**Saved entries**
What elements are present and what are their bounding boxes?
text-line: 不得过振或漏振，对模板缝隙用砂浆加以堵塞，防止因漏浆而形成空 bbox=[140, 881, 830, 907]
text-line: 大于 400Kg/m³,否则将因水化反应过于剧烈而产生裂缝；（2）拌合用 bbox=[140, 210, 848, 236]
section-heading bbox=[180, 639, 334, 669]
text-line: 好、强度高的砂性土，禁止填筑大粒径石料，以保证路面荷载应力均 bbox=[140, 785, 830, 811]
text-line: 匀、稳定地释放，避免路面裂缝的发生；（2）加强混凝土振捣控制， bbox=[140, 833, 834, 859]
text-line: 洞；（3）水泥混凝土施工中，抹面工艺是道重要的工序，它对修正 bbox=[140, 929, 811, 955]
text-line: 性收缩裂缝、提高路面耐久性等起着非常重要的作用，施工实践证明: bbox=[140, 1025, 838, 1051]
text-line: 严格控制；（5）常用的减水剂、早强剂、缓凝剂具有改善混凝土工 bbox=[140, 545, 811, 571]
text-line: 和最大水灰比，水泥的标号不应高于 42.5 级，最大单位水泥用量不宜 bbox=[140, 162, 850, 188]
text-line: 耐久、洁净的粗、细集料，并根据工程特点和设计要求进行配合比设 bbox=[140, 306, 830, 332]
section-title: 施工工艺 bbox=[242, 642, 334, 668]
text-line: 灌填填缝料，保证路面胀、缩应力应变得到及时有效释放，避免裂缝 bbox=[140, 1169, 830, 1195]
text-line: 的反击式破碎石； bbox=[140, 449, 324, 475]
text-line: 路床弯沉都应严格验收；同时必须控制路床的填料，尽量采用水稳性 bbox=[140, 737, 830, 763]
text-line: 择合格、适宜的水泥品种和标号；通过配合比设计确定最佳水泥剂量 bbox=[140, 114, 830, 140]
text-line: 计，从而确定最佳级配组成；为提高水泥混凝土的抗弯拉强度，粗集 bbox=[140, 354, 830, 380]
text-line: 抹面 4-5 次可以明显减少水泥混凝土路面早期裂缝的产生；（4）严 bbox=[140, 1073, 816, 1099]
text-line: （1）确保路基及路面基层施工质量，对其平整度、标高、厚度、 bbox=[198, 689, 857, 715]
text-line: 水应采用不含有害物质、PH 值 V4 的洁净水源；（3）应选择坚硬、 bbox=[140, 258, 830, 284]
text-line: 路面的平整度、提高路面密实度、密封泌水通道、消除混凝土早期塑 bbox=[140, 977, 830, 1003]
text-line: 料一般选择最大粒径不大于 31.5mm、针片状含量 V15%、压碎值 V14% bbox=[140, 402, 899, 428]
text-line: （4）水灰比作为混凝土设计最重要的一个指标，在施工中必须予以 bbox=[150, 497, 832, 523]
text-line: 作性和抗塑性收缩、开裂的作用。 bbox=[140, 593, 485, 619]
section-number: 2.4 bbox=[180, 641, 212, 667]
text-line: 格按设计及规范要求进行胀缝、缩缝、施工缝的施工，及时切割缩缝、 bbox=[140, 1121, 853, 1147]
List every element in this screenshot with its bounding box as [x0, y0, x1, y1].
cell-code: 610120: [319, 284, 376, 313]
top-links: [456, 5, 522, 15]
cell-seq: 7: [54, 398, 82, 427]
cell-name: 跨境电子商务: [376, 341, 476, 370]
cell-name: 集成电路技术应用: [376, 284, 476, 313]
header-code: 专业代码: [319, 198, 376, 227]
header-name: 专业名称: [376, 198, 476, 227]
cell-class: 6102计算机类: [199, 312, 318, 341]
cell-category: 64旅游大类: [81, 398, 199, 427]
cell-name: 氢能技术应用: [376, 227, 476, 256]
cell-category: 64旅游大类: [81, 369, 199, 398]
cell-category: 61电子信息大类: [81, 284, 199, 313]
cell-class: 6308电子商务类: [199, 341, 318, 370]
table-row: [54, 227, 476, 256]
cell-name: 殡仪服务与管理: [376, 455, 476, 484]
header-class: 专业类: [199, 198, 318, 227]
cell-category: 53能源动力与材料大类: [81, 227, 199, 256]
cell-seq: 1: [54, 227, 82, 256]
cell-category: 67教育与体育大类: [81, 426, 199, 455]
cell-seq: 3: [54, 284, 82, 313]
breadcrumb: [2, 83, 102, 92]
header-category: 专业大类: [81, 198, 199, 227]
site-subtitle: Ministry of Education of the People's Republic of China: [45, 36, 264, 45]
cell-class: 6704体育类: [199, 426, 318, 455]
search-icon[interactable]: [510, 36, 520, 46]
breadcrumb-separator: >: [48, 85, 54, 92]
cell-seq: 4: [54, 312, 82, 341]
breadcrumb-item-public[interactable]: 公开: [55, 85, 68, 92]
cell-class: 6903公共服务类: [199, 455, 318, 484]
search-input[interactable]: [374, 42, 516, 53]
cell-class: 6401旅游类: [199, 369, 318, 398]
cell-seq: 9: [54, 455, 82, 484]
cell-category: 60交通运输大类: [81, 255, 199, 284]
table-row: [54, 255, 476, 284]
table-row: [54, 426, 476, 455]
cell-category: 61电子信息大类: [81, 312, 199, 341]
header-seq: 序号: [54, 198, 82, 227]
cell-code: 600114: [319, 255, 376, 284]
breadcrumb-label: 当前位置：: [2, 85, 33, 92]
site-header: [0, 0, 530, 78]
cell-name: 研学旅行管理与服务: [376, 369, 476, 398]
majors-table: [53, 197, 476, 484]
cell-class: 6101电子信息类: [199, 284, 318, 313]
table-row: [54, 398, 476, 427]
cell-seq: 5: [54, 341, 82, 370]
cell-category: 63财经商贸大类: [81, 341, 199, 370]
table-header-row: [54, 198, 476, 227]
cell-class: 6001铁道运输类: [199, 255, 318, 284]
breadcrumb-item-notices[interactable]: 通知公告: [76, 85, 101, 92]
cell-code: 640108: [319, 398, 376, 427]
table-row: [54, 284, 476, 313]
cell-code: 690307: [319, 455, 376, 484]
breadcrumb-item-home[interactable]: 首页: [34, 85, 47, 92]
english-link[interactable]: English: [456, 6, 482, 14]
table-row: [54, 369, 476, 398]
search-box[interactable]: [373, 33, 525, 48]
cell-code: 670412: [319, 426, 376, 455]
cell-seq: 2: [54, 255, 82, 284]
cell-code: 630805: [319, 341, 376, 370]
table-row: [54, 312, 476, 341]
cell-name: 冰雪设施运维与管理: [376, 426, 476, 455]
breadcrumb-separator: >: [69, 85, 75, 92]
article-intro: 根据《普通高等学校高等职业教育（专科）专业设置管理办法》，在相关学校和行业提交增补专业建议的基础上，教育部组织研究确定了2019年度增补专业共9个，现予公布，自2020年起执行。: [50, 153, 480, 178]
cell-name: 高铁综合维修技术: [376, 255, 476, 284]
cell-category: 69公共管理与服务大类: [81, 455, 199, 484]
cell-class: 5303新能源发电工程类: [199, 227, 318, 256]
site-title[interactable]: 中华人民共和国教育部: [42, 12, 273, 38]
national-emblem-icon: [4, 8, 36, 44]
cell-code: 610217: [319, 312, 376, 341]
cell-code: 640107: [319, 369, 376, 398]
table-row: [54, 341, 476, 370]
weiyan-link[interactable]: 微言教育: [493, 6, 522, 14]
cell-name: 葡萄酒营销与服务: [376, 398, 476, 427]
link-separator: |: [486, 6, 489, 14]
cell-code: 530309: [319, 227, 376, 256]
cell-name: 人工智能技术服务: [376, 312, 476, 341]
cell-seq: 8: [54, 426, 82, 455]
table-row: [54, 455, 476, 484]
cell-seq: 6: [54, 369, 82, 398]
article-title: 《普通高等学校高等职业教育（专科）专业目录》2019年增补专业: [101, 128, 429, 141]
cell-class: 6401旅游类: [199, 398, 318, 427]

**What you need to do**
Copy all of the data above line by line, without changing a single character.

**Solution to the problem**
What elements are present and what are their bounding boxes?
text-line: 不得过振或漏振，对模板缝隙用砂浆加以堵塞，防止因漏浆而形成空 bbox=[140, 881, 830, 907]
text-line: 大于 400Kg/m³,否则将因水化反应过于剧烈而产生裂缝；（2）拌合用 bbox=[140, 210, 848, 236]
section-heading bbox=[180, 639, 334, 669]
text-line: 好、强度高的砂性土，禁止填筑大粒径石料，以保证路面荷载应力均 bbox=[140, 785, 830, 811]
text-line: 匀、稳定地释放，避免路面裂缝的发生；（2）加强混凝土振捣控制， bbox=[140, 833, 834, 859]
text-line: 洞；（3）水泥混凝土施工中，抹面工艺是道重要的工序，它对修正 bbox=[140, 929, 811, 955]
text-line: 性收缩裂缝、提高路面耐久性等起着非常重要的作用，施工实践证明: bbox=[140, 1025, 838, 1051]
text-line: 严格控制；（5）常用的减水剂、早强剂、缓凝剂具有改善混凝土工 bbox=[140, 545, 811, 571]
text-line: 和最大水灰比，水泥的标号不应高于 42.5 级，最大单位水泥用量不宜 bbox=[140, 162, 850, 188]
text-line: 耐久、洁净的粗、细集料，并根据工程特点和设计要求进行配合比设 bbox=[140, 306, 830, 332]
section-title: 施工工艺 bbox=[242, 642, 334, 668]
text-line: 灌填填缝料，保证路面胀、缩应力应变得到及时有效释放，避免裂缝 bbox=[140, 1169, 830, 1195]
text-line: 的反击式破碎石； bbox=[140, 449, 324, 475]
text-line: 路床弯沉都应严格验收；同时必须控制路床的填料，尽量采用水稳性 bbox=[140, 737, 830, 763]
text-line: 择合格、适宜的水泥品种和标号；通过配合比设计确定最佳水泥剂量 bbox=[140, 114, 830, 140]
text-line: 计，从而确定最佳级配组成；为提高水泥混凝土的抗弯拉强度，粗集 bbox=[140, 354, 830, 380]
text-line: 抹面 4-5 次可以明显减少水泥混凝土路面早期裂缝的产生；（4）严 bbox=[140, 1073, 816, 1099]
text-line: （1）确保路基及路面基层施工质量，对其平整度、标高、厚度、 bbox=[198, 689, 857, 715]
text-line: 水应采用不含有害物质、PH 值 V4 的洁净水源；（3）应选择坚硬、 bbox=[140, 258, 830, 284]
text-line: 路面的平整度、提高路面密实度、密封泌水通道、消除混凝土早期塑 bbox=[140, 977, 830, 1003]
text-line: 料一般选择最大粒径不大于 31.5mm、针片状含量 V15%、压碎值 V14% bbox=[140, 402, 899, 428]
text-line: （4）水灰比作为混凝土设计最重要的一个指标，在施工中必须予以 bbox=[150, 497, 832, 523]
text-line: 作性和抗塑性收缩、开裂的作用。 bbox=[140, 593, 485, 619]
section-number: 2.4 bbox=[180, 641, 212, 667]
text-line: 格按设计及规范要求进行胀缝、缩缝、施工缝的施工，及时切割缩缝、 bbox=[140, 1121, 853, 1147]
List every element in this screenshot with its bounding box as [x0, y0, x1, y1].
cell-code: 610120: [319, 284, 376, 313]
top-links: [456, 5, 522, 15]
cell-seq: 7: [54, 398, 82, 427]
cell-name: 跨境电子商务: [376, 341, 476, 370]
cell-name: 集成电路技术应用: [376, 284, 476, 313]
header-code: 专业代码: [319, 198, 376, 227]
header-name: 专业名称: [376, 198, 476, 227]
cell-class: 6102计算机类: [199, 312, 318, 341]
cell-category: 64旅游大类: [81, 398, 199, 427]
cell-name: 氢能技术应用: [376, 227, 476, 256]
cell-category: 64旅游大类: [81, 369, 199, 398]
cell-category: 61电子信息大类: [81, 284, 199, 313]
cell-class: 6308电子商务类: [199, 341, 318, 370]
table-row: [54, 227, 476, 256]
cell-name: 殡仪服务与管理: [376, 455, 476, 484]
header-class: 专业类: [199, 198, 318, 227]
cell-category: 53能源动力与材料大类: [81, 227, 199, 256]
cell-seq: 1: [54, 227, 82, 256]
cell-category: 67教育与体育大类: [81, 426, 199, 455]
cell-seq: 3: [54, 284, 82, 313]
breadcrumb: [2, 83, 102, 92]
header-category: 专业大类: [81, 198, 199, 227]
site-subtitle: Ministry of Education of the People's Republic of China: [45, 36, 264, 45]
cell-class: 6704体育类: [199, 426, 318, 455]
search-icon[interactable]: [510, 36, 520, 46]
breadcrumb-separator: >: [48, 85, 54, 92]
cell-seq: 4: [54, 312, 82, 341]
breadcrumb-item-public[interactable]: 公开: [55, 85, 68, 92]
cell-class: 6903公共服务类: [199, 455, 318, 484]
search-input[interactable]: [374, 42, 516, 53]
cell-class: 6401旅游类: [199, 369, 318, 398]
cell-seq: 9: [54, 455, 82, 484]
cell-category: 60交通运输大类: [81, 255, 199, 284]
table-row: [54, 255, 476, 284]
table-row: [54, 426, 476, 455]
cell-category: 61电子信息大类: [81, 312, 199, 341]
header-seq: 序号: [54, 198, 82, 227]
cell-code: 600114: [319, 255, 376, 284]
breadcrumb-label: 当前位置：: [2, 85, 33, 92]
site-header: [0, 0, 530, 78]
cell-name: 研学旅行管理与服务: [376, 369, 476, 398]
majors-table: [53, 197, 476, 484]
cell-class: 6101电子信息类: [199, 284, 318, 313]
table-row: [54, 398, 476, 427]
cell-seq: 5: [54, 341, 82, 370]
cell-category: 63财经商贸大类: [81, 341, 199, 370]
table-header-row: [54, 198, 476, 227]
cell-class: 6001铁道运输类: [199, 255, 318, 284]
breadcrumb-item-notices[interactable]: 通知公告: [76, 85, 101, 92]
cell-code: 640108: [319, 398, 376, 427]
table-row: [54, 284, 476, 313]
cell-code: 690307: [319, 455, 376, 484]
breadcrumb-item-home[interactable]: 首页: [34, 85, 47, 92]
english-link[interactable]: English: [456, 6, 482, 14]
table-row: [54, 369, 476, 398]
search-box[interactable]: [373, 33, 525, 48]
cell-code: 670412: [319, 426, 376, 455]
cell-seq: 2: [54, 255, 82, 284]
cell-code: 630805: [319, 341, 376, 370]
table-row: [54, 312, 476, 341]
cell-name: 冰雪设施运维与管理: [376, 426, 476, 455]
breadcrumb-separator: >: [69, 85, 75, 92]
article-intro: 根据《普通高等学校高等职业教育（专科）专业设置管理办法》，在相关学校和行业提交增补专业建议的基础上，教育部组织研究确定了2019年度增补专业共9个，现予公布，自2020年起执行。: [50, 153, 480, 178]
cell-name: 高铁综合维修技术: [376, 255, 476, 284]
cell-category: 69公共管理与服务大类: [81, 455, 199, 484]
cell-class: 5303新能源发电工程类: [199, 227, 318, 256]
site-title[interactable]: 中华人民共和国教育部: [42, 12, 273, 38]
national-emblem-icon: [4, 8, 36, 44]
cell-code: 610217: [319, 312, 376, 341]
cell-code: 640107: [319, 369, 376, 398]
table-row: [54, 341, 476, 370]
weiyan-link[interactable]: 微言教育: [493, 6, 522, 14]
cell-name: 葡萄酒营销与服务: [376, 398, 476, 427]
link-separator: |: [486, 6, 489, 14]
cell-code: 530309: [319, 227, 376, 256]
cell-name: 人工智能技术服务: [376, 312, 476, 341]
cell-seq: 8: [54, 426, 82, 455]
table-row: [54, 455, 476, 484]
cell-seq: 6: [54, 369, 82, 398]
article-title: 《普通高等学校高等职业教育（专科）专业目录》2019年增补专业: [101, 128, 429, 141]
cell-class: 6401旅游类: [199, 398, 318, 427]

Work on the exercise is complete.